» Problem to solve
Will you write out all the entries below exactly?

** START OF Dataset rows **

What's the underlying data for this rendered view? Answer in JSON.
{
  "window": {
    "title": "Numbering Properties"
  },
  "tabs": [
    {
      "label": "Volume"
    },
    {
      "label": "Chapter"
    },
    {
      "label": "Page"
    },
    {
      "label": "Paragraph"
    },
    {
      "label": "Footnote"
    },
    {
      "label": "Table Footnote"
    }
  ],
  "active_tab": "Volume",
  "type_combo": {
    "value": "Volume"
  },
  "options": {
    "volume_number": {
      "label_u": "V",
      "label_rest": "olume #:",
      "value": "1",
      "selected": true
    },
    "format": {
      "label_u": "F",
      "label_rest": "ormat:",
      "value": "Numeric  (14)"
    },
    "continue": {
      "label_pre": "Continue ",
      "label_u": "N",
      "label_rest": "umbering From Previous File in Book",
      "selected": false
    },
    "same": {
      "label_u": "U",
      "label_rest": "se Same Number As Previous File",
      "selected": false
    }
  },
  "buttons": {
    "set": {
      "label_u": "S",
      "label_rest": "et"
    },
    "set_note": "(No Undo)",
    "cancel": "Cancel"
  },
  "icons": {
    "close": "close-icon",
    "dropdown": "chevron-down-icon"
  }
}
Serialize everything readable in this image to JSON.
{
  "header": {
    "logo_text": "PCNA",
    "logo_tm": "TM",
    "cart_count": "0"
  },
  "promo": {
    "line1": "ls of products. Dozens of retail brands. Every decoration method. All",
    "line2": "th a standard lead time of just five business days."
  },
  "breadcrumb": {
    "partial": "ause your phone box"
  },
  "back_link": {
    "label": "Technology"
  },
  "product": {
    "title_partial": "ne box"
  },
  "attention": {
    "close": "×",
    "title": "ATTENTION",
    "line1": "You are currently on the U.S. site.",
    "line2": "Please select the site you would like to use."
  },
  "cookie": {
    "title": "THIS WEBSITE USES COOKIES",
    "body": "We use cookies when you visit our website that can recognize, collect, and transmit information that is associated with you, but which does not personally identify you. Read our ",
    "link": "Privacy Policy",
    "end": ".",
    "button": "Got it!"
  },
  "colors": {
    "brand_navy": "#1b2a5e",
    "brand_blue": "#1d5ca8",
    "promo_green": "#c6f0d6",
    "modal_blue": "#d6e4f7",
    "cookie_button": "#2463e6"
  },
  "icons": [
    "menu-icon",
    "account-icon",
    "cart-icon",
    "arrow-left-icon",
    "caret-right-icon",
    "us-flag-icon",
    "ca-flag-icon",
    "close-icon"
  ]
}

** END OF Dataset rows **

» Response below
What's the underlying data for this rendered view? Answer in JSON.
{
  "window": {
    "title": "Numbering Properties"
  },
  "tabs": [
    {
      "label": "Volume"
    },
    {
      "label": "Chapter"
    },
    {
      "label": "Page"
    },
    {
      "label": "Paragraph"
    },
    {
      "label": "Footnote"
    },
    {
      "label": "Table Footnote"
    }
  ],
  "active_tab": "Volume",
  "type_combo": {
    "value": "Volume"
  },
  "options": {
    "volume_number": {
      "label_u": "V",
      "label_rest": "olume #:",
      "value": "1",
      "selected": true
    },
    "format": {
      "label_u": "F",
      "label_rest": "ormat:",
      "value": "Numeric  (14)"
    },
    "continue": {
      "label_pre": "Continue ",
      "label_u": "N",
      "label_rest": "umbering From Previous File in Book",
      "selected": false
    },
    "same": {
      "label_u": "U",
      "label_rest": "se Same Number As Previous File",
      "selected": false
    }
  },
  "buttons": {
    "set": {
      "label_u": "S",
      "label_rest": "et"
    },
    "set_note": "(No Undo)",
    "cancel": "Cancel"
  },
  "icons": {
    "close": "close-icon",
    "dropdown": "chevron-down-icon"
  }
}
Serialize everything readable in this image to JSON.
{
  "header": {
    "logo_text": "PCNA",
    "logo_tm": "TM",
    "cart_count": "0"
  },
  "promo": {
    "line1": "ls of products. Dozens of retail brands. Every decoration method. All",
    "line2": "th a standard lead time of just five business days."
  },
  "breadcrumb": {
    "partial": "ause your phone box"
  },
  "back_link": {
    "label": "Technology"
  },
  "product": {
    "title_partial": "ne box"
  },
  "attention": {
    "close": "×",
    "title": "ATTENTION",
    "line1": "You are currently on the U.S. site.",
    "line2": "Please select the site you would like to use."
  },
  "cookie": {
    "title": "THIS WEBSITE USES COOKIES",
    "body": "We use cookies when you visit our website that can recognize, collect, and transmit information that is associated with you, but which does not personally identify you. Read our ",
    "link": "Privacy Policy",
    "end": ".",
    "button": "Got it!"
  },
  "colors": {
    "brand_navy": "#1b2a5e",
    "brand_blue": "#1d5ca8",
    "promo_green": "#c6f0d6",
    "modal_blue": "#d6e4f7",
    "cookie_button": "#2463e6"
  },
  "icons": [
    "menu-icon",
    "account-icon",
    "cart-icon",
    "arrow-left-icon",
    "caret-right-icon",
    "us-flag-icon",
    "ca-flag-icon",
    "close-icon"
  ]
}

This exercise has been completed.